__Stated exercise__. For each line that holds "rows", copy the line out.

__Extracted entries__.

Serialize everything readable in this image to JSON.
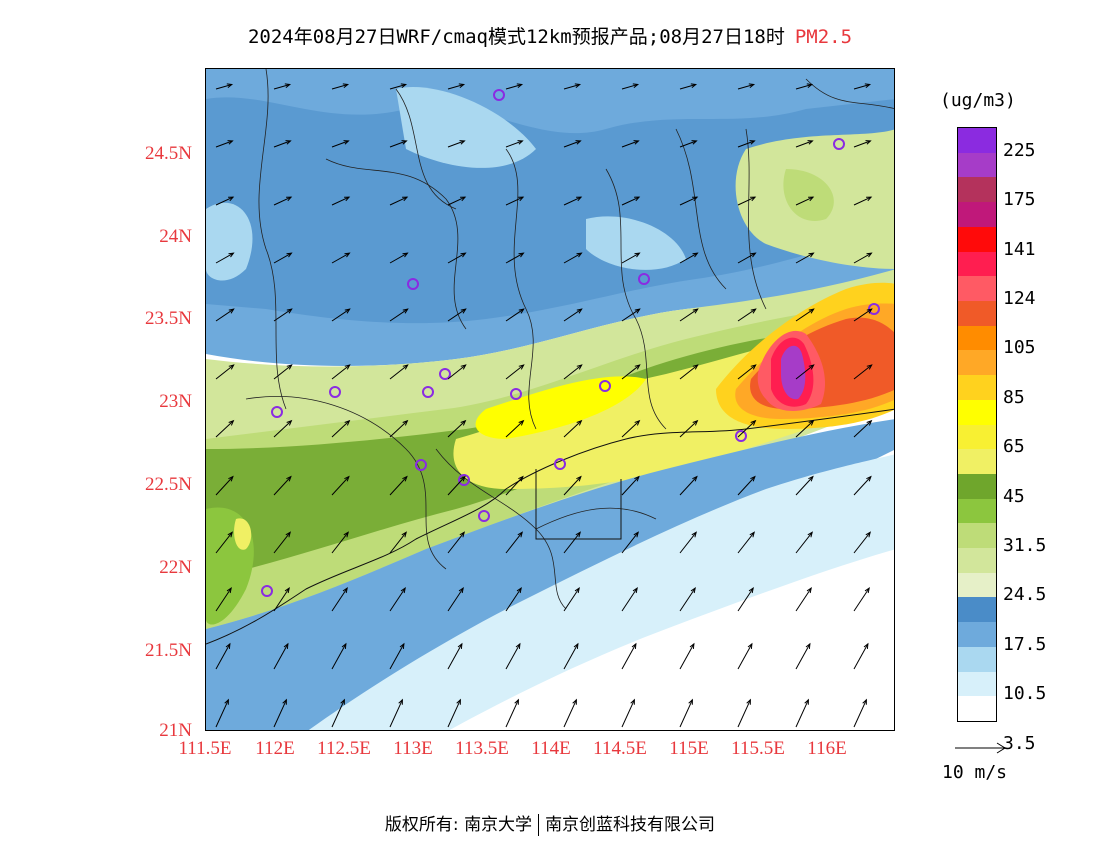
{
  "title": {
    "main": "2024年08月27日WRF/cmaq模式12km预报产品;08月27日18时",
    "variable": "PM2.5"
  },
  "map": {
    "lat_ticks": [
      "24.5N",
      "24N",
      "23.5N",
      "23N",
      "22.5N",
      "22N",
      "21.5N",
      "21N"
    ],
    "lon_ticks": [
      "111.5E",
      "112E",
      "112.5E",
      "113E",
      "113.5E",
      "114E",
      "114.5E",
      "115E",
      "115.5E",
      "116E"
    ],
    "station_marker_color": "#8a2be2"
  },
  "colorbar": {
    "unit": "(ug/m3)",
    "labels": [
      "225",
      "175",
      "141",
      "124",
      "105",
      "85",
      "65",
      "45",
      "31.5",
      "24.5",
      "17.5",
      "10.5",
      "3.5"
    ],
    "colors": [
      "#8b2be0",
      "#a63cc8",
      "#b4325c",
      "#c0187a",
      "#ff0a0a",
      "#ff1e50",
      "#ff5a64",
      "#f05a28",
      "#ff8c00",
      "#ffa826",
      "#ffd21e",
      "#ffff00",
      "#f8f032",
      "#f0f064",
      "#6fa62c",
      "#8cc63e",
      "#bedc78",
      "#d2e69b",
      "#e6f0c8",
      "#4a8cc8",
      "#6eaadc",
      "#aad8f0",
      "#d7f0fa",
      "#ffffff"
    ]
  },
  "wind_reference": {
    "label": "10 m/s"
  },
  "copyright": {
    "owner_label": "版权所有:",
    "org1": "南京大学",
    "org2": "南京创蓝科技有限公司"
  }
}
--
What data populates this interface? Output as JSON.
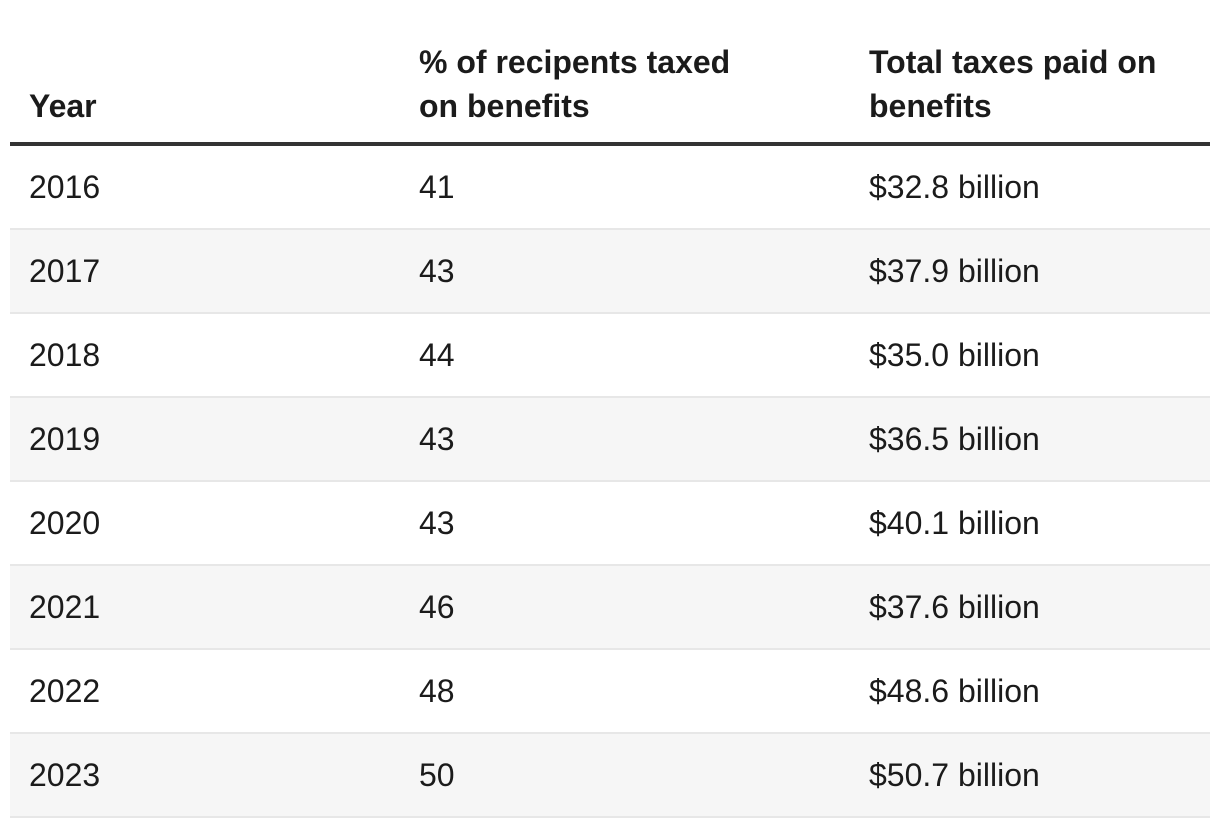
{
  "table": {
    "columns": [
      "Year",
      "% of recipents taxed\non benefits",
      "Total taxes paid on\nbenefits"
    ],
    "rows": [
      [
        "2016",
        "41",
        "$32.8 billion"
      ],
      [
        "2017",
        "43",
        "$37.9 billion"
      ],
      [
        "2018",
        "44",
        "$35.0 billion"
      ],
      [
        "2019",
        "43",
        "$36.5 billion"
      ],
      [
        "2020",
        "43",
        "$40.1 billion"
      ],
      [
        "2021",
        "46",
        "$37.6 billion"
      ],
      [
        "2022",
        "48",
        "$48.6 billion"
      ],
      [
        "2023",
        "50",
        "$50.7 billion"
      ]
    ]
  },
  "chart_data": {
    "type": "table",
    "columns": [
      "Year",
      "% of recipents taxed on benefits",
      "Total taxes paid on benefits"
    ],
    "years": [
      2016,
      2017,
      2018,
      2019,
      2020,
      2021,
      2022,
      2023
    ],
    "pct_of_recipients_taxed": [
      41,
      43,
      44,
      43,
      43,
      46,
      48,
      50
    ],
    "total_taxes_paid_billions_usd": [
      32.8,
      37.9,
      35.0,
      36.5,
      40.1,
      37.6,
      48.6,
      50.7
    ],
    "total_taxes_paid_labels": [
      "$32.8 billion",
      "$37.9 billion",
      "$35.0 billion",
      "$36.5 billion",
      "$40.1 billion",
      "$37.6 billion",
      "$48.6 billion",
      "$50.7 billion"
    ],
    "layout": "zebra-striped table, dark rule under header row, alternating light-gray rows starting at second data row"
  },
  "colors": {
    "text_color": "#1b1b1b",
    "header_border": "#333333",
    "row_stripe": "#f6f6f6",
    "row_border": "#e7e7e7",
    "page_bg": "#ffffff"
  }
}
* * *
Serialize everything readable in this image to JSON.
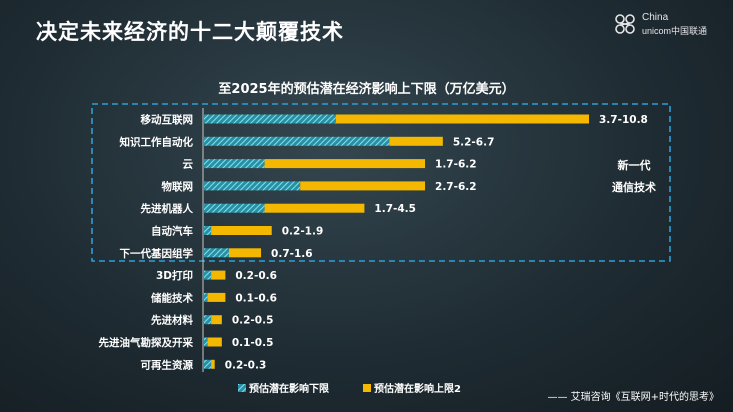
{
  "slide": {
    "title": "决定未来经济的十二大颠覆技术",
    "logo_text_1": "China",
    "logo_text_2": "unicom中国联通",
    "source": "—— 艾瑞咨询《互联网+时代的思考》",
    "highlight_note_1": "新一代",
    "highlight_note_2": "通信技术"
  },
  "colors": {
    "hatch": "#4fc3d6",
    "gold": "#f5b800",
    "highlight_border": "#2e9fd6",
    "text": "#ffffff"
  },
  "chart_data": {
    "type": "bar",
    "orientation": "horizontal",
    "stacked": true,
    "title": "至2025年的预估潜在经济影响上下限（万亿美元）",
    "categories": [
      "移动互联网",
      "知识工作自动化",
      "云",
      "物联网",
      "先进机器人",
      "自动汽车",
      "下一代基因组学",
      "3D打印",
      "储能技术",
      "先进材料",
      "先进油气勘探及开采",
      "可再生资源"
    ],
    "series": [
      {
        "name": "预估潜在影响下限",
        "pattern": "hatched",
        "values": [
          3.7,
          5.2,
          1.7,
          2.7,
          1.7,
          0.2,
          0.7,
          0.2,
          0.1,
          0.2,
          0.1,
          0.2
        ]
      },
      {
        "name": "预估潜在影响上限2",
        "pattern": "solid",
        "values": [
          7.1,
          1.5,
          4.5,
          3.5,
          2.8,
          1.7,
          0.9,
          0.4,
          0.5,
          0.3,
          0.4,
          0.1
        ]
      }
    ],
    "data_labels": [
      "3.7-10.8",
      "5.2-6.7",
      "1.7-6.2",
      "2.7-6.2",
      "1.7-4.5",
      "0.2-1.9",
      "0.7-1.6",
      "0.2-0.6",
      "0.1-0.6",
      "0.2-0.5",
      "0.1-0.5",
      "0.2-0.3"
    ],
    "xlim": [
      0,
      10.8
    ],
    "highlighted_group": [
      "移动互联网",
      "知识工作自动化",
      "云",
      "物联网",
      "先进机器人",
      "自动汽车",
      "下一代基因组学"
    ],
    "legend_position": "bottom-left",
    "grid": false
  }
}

__Completed exercise__.
    "rows": [
    "layout": "zebra-striped table, dark rule under header row, alternating light-gray rows starting at second data row"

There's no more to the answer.